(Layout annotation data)
• • • • • • •

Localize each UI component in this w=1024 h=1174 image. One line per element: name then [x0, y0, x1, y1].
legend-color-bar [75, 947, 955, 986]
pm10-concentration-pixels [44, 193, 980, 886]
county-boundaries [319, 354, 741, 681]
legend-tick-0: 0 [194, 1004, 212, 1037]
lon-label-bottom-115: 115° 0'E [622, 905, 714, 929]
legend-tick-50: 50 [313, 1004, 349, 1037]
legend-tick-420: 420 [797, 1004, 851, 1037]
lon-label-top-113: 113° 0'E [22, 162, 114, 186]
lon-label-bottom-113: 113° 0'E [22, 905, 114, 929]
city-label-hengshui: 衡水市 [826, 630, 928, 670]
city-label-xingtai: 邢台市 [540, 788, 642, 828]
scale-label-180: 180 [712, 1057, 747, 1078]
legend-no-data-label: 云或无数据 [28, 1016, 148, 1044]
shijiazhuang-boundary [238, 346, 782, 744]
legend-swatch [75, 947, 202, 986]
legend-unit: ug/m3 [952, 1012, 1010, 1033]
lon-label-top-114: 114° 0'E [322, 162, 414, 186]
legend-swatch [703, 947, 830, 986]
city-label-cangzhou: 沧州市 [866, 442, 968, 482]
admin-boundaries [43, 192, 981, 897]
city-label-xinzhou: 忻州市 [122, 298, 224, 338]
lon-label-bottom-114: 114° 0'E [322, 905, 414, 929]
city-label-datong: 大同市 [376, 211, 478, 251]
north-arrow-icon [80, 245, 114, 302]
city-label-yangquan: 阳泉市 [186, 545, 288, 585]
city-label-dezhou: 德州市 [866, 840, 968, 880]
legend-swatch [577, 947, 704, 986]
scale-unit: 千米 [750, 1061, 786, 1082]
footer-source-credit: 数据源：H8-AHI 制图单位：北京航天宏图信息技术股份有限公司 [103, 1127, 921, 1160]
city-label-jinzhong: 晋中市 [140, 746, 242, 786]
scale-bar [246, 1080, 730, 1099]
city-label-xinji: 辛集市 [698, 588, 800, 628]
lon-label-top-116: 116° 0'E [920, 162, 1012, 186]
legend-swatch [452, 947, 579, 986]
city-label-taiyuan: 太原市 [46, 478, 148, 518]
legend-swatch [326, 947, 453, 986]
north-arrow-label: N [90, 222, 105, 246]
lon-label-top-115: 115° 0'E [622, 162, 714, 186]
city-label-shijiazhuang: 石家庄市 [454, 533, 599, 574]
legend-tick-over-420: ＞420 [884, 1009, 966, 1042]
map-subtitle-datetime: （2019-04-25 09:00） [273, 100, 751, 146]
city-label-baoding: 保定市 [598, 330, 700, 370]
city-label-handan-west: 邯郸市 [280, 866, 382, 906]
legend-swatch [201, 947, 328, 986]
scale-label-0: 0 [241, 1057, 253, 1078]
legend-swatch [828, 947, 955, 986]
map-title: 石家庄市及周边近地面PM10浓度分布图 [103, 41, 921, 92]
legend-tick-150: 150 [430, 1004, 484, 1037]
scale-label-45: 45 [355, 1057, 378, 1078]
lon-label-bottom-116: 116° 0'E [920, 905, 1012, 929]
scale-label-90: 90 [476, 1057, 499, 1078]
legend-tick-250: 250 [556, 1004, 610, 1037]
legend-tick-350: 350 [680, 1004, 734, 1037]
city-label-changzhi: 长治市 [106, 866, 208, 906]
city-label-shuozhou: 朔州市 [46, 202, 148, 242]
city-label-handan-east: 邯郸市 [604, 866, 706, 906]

• • • • • • •

> Problem description: Copy all of the material above line for line, changing nothing.

> Reply:
Localize each UI component in this w=1024 h=1174 image. One line per element: name then [x0, y0, x1, y1].
legend-color-bar [75, 947, 955, 986]
pm10-concentration-pixels [44, 193, 980, 886]
county-boundaries [319, 354, 741, 681]
legend-tick-0: 0 [194, 1004, 212, 1037]
lon-label-bottom-115: 115° 0'E [622, 905, 714, 929]
legend-tick-50: 50 [313, 1004, 349, 1037]
legend-tick-420: 420 [797, 1004, 851, 1037]
lon-label-top-113: 113° 0'E [22, 162, 114, 186]
lon-label-bottom-113: 113° 0'E [22, 905, 114, 929]
city-label-hengshui: 衡水市 [826, 630, 928, 670]
city-label-xingtai: 邢台市 [540, 788, 642, 828]
scale-label-180: 180 [712, 1057, 747, 1078]
legend-no-data-label: 云或无数据 [28, 1016, 148, 1044]
shijiazhuang-boundary [238, 346, 782, 744]
legend-swatch [75, 947, 202, 986]
legend-unit: ug/m3 [952, 1012, 1010, 1033]
lon-label-top-114: 114° 0'E [322, 162, 414, 186]
legend-swatch [703, 947, 830, 986]
city-label-cangzhou: 沧州市 [866, 442, 968, 482]
admin-boundaries [43, 192, 981, 897]
city-label-xinzhou: 忻州市 [122, 298, 224, 338]
lon-label-bottom-114: 114° 0'E [322, 905, 414, 929]
city-label-datong: 大同市 [376, 211, 478, 251]
north-arrow-icon [80, 245, 114, 302]
city-label-yangquan: 阳泉市 [186, 545, 288, 585]
city-label-dezhou: 德州市 [866, 840, 968, 880]
legend-swatch [577, 947, 704, 986]
scale-unit: 千米 [750, 1061, 786, 1082]
footer-source-credit: 数据源：H8-AHI 制图单位：北京航天宏图信息技术股份有限公司 [103, 1127, 921, 1160]
city-label-jinzhong: 晋中市 [140, 746, 242, 786]
scale-bar [246, 1080, 730, 1099]
city-label-xinji: 辛集市 [698, 588, 800, 628]
lon-label-top-116: 116° 0'E [920, 162, 1012, 186]
legend-swatch [452, 947, 579, 986]
city-label-taiyuan: 太原市 [46, 478, 148, 518]
legend-swatch [326, 947, 453, 986]
north-arrow-label: N [90, 222, 105, 246]
lon-label-top-115: 115° 0'E [622, 162, 714, 186]
city-label-shijiazhuang: 石家庄市 [454, 533, 599, 574]
legend-tick-over-420: ＞420 [884, 1009, 966, 1042]
map-subtitle-datetime: （2019-04-25 09:00） [273, 100, 751, 146]
city-label-baoding: 保定市 [598, 330, 700, 370]
city-label-handan-west: 邯郸市 [280, 866, 382, 906]
legend-swatch [201, 947, 328, 986]
scale-label-0: 0 [241, 1057, 253, 1078]
legend-swatch [828, 947, 955, 986]
map-title: 石家庄市及周边近地面PM10浓度分布图 [103, 41, 921, 92]
legend-tick-150: 150 [430, 1004, 484, 1037]
scale-label-45: 45 [355, 1057, 378, 1078]
lon-label-bottom-116: 116° 0'E [920, 905, 1012, 929]
scale-label-90: 90 [476, 1057, 499, 1078]
legend-tick-250: 250 [556, 1004, 610, 1037]
legend-tick-350: 350 [680, 1004, 734, 1037]
city-label-changzhi: 长治市 [106, 866, 208, 906]
city-label-shuozhou: 朔州市 [46, 202, 148, 242]
city-label-handan-east: 邯郸市 [604, 866, 706, 906]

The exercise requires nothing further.